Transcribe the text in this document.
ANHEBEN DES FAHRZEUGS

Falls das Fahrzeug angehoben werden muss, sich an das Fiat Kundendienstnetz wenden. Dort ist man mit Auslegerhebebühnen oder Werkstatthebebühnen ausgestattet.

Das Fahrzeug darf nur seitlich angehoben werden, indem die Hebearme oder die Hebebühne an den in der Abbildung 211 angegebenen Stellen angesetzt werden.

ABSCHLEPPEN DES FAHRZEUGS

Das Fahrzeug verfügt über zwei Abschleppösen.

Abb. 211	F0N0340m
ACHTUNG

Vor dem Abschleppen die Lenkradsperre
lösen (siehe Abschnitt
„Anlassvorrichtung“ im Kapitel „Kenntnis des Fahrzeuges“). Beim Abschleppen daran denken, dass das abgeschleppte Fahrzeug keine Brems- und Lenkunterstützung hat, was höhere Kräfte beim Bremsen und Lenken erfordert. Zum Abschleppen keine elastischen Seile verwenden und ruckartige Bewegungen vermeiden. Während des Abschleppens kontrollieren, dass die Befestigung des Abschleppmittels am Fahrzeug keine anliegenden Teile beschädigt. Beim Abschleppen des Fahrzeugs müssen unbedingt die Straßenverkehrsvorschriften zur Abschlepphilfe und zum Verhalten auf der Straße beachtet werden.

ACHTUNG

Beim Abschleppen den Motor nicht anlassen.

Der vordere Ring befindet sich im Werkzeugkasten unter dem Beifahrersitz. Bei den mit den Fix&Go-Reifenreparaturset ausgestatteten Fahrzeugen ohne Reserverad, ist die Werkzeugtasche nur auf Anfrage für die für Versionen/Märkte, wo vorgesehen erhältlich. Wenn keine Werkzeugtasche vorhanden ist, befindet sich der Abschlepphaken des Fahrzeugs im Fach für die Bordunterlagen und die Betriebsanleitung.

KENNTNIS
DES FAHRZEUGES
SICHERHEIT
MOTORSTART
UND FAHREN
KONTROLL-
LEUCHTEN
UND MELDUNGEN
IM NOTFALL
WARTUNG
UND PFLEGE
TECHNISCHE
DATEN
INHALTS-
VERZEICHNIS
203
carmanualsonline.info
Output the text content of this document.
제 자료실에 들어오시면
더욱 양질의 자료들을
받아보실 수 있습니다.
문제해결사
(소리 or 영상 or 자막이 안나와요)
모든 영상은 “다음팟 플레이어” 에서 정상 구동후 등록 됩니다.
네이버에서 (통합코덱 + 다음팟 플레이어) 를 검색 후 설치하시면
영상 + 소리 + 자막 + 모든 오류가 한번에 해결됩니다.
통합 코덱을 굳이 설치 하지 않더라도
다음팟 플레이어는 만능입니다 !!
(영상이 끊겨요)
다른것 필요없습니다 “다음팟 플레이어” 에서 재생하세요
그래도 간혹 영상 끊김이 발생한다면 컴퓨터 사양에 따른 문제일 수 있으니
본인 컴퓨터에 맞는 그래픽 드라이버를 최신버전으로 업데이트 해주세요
---------------
Job: Where a line of the records above holds the word "this", copy that line.

Written response:
Transcribe the text in this document.
Output the text content of this document.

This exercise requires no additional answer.